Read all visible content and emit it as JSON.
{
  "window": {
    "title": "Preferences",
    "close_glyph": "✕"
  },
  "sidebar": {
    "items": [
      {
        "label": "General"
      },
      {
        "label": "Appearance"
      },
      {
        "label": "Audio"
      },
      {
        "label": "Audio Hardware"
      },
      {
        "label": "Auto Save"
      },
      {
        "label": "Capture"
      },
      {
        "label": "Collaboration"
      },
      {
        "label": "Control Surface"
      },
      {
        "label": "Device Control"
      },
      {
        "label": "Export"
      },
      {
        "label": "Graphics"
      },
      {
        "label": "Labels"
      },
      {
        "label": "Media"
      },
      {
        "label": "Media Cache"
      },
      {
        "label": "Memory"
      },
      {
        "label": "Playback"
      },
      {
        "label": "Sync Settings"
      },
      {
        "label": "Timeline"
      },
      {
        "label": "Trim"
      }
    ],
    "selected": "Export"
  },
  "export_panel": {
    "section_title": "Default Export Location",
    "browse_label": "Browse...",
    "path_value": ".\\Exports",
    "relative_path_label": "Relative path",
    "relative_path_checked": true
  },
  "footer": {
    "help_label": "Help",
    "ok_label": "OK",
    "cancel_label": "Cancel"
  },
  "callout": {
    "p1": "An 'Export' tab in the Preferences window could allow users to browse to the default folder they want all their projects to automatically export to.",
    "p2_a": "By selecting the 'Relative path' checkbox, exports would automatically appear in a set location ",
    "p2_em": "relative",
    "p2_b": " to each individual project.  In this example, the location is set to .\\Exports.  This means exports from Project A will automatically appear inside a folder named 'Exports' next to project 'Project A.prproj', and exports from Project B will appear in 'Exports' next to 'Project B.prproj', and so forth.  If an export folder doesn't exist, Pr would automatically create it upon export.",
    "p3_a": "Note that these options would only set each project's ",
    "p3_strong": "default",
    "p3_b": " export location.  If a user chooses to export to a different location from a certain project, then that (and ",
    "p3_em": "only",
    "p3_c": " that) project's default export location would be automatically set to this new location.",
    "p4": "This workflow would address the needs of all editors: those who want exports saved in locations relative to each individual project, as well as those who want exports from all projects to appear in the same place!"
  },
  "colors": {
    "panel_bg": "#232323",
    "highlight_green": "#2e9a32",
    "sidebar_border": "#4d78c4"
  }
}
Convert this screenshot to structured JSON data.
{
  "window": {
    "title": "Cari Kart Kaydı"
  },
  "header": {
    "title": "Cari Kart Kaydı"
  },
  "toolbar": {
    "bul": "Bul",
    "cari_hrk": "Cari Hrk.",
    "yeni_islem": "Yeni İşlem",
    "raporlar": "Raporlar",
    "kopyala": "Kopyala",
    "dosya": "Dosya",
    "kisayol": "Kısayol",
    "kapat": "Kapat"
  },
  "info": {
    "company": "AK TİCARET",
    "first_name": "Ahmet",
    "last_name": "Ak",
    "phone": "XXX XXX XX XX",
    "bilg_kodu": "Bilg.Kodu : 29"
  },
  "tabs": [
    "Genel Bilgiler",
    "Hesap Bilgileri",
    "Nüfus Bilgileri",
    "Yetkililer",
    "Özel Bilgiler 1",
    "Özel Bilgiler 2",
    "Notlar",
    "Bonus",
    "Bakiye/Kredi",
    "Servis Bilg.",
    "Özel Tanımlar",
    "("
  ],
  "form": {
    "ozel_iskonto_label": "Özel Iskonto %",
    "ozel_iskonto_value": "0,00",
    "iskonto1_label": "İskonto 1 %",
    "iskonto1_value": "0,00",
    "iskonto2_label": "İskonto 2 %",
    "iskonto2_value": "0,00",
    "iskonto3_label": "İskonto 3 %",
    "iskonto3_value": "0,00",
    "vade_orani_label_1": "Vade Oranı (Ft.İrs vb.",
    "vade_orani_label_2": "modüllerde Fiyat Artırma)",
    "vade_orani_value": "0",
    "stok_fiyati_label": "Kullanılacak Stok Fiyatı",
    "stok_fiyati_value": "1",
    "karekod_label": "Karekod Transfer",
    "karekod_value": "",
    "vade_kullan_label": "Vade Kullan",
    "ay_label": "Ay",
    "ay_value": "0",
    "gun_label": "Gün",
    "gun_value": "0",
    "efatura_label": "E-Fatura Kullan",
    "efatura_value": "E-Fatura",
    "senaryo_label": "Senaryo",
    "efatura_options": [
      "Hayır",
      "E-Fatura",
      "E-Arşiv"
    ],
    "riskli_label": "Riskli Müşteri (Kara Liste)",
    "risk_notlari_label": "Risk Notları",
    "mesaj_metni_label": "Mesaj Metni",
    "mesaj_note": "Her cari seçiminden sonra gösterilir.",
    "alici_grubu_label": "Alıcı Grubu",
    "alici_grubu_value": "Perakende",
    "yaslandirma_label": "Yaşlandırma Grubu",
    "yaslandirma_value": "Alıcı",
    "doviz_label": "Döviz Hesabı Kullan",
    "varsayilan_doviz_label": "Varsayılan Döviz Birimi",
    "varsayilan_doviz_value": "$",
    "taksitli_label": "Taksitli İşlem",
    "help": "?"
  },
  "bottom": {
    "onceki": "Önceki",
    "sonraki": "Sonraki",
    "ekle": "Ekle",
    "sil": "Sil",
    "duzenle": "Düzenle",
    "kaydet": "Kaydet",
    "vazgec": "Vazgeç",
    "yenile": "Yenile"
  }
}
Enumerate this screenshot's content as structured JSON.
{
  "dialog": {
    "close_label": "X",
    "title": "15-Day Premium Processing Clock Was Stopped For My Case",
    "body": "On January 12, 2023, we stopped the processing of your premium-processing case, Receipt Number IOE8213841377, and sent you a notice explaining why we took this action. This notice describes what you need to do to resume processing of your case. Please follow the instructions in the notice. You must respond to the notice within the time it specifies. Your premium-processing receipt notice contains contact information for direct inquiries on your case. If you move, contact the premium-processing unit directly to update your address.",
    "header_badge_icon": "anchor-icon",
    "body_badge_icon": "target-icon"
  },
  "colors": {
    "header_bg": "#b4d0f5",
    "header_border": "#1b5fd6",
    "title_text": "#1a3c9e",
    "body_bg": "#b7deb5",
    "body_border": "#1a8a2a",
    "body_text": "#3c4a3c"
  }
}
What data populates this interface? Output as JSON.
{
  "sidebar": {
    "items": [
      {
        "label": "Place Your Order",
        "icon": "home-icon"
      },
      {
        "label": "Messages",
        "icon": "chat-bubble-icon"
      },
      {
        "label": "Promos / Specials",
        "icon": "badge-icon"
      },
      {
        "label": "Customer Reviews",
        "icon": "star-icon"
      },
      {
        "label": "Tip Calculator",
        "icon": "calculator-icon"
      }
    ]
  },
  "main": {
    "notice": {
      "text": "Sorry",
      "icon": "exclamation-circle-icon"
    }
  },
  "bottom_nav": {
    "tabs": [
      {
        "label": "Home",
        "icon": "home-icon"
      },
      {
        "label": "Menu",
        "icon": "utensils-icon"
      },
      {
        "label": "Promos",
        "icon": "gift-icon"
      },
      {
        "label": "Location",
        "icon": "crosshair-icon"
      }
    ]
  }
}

※

• PROBLEM: Go through the records and copy each line with "content" in it.

• CORRECT ANSWER:
Read all visible content and emit it as JSON.
Enumerate this screenshot's content as structured JSON.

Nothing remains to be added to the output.